**TEXTO PARA LEITURA**
§
Descubra os pontos por trás da vulnerabilidade

O que está levando essa mulher a não conseguir romper esse ciclo? É uma vulnerabilidade afetiva, emocional, econômica, social? Converse com ela sobre cursos, oportunidades de trabalho, o que couber para que ela possa se fortalecer. “Lembre a ela que o relacionamento dela não a define. Descubra o que ela gosta, do que ela precisa. É claro que ela precisa largar o cara, mas você não vai conseguir fazer isso por ela. Um elogio, às vezes, resolve,” diz a advogada.

Também procure passar para a mulher sua completa ausência de culpa perante a situação. “É muito importante que não culpem a mulher e que ela também saiba que não é responsável por tudo isso”, complementa Scarance.

Ajude-a a pedir ajuda

Marque um horário para a vítima numa psicóloga, agende um encontro com uma advogada, diga que quer companhia para uma sessão terapia em grupo e a leve junto. “Uma das consequências pouco faladas da violência doméstica é o suicídio. Essa mulher está em profunda vulnerabilidade mental e, por mais que a ajude, você não é psicóloga. É preciso uma ajuda profissional, mas talvez ela precise da sua ajuda para pedi-la,” afirma Ganzarolli.
§
**EXTRATO DE DADOS**
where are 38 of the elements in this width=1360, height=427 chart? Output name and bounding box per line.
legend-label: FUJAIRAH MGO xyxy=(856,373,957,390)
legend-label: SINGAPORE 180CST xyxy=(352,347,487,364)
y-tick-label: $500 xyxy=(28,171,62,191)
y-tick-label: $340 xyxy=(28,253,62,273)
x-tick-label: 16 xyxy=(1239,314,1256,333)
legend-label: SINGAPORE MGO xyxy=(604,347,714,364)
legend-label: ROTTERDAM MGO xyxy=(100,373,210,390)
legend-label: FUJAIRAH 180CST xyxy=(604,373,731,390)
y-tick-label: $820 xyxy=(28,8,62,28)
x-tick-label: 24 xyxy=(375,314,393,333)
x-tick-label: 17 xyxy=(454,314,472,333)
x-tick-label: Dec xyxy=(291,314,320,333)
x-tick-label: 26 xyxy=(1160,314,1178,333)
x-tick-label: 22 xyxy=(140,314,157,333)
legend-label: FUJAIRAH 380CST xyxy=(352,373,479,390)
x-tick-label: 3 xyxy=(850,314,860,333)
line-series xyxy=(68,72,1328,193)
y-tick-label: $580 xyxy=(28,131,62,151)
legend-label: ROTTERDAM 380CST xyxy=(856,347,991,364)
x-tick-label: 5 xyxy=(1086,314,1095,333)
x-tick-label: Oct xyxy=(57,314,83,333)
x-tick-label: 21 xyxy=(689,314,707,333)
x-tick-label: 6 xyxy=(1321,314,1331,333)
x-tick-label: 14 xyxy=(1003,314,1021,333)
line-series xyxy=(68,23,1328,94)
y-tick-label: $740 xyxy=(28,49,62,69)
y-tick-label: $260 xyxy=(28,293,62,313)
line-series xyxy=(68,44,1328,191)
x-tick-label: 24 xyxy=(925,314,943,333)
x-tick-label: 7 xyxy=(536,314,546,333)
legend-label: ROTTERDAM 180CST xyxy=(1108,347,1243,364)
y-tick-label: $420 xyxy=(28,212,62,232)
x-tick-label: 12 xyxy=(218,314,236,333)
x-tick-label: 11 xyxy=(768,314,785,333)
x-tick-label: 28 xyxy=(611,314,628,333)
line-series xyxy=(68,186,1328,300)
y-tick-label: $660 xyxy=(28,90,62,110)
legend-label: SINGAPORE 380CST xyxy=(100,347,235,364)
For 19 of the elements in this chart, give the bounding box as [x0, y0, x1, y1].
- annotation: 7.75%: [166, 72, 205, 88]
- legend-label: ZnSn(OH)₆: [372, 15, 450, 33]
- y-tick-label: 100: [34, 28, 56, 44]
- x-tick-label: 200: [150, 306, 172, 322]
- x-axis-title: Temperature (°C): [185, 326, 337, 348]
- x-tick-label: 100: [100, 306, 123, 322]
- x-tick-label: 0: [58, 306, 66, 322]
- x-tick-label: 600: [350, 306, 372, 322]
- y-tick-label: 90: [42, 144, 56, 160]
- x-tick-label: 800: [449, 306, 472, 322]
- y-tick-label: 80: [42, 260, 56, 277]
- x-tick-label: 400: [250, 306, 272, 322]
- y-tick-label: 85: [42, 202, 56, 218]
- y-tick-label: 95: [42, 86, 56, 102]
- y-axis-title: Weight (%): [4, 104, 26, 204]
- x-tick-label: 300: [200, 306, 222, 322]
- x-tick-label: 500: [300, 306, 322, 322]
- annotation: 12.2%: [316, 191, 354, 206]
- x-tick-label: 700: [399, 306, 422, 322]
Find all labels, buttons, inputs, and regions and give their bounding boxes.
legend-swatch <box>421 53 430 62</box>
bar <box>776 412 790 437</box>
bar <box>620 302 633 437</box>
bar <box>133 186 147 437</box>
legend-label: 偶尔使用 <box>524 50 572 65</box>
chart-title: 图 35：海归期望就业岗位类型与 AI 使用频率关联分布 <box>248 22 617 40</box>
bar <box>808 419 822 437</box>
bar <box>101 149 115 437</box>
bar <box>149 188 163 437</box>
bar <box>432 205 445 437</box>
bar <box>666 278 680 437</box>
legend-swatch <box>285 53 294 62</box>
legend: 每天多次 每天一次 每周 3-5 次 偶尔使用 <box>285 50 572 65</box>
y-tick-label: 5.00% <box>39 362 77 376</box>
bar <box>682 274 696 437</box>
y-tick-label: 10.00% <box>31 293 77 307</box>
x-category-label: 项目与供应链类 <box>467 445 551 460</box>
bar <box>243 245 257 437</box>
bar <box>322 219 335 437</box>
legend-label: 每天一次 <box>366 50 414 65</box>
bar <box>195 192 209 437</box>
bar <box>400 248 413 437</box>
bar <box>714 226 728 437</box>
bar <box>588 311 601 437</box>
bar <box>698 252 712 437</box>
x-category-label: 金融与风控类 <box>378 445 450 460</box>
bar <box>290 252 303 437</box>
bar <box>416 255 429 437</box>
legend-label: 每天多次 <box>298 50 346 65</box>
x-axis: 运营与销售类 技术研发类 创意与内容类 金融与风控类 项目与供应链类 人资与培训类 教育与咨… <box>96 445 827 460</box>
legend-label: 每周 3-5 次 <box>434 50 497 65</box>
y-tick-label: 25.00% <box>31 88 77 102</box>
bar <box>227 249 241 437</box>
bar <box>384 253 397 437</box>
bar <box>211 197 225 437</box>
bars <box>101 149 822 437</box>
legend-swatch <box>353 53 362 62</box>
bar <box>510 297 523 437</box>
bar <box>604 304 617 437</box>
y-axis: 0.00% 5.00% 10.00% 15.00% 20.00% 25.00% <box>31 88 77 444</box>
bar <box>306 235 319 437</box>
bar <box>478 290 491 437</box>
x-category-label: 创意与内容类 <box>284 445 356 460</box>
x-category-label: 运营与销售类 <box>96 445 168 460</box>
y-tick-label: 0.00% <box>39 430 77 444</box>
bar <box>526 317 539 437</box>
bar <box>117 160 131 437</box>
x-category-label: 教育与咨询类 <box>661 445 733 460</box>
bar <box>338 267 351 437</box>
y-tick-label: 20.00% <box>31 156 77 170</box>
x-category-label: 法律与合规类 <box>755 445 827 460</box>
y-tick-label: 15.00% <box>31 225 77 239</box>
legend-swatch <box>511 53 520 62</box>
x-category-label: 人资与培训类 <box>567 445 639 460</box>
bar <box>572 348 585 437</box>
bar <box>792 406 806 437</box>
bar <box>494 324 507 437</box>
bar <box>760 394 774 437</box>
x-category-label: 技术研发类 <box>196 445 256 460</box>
§
**PROBLEMAS E TAREFAS**
1: Quais tipos de vulnerabilidade o texto para leitura aponta como possíveis razões para a mulher não romper o ciclo? Liste todos.
2: Passe para o inglês esta frase do texto para leitura: “Lembre a ela que o relacionamento dela não a define.”

**RESULTADOS DAS TAREFAS**
1: afetiva, emocional, econômica, social

2: Remind her that her relationship does not define her.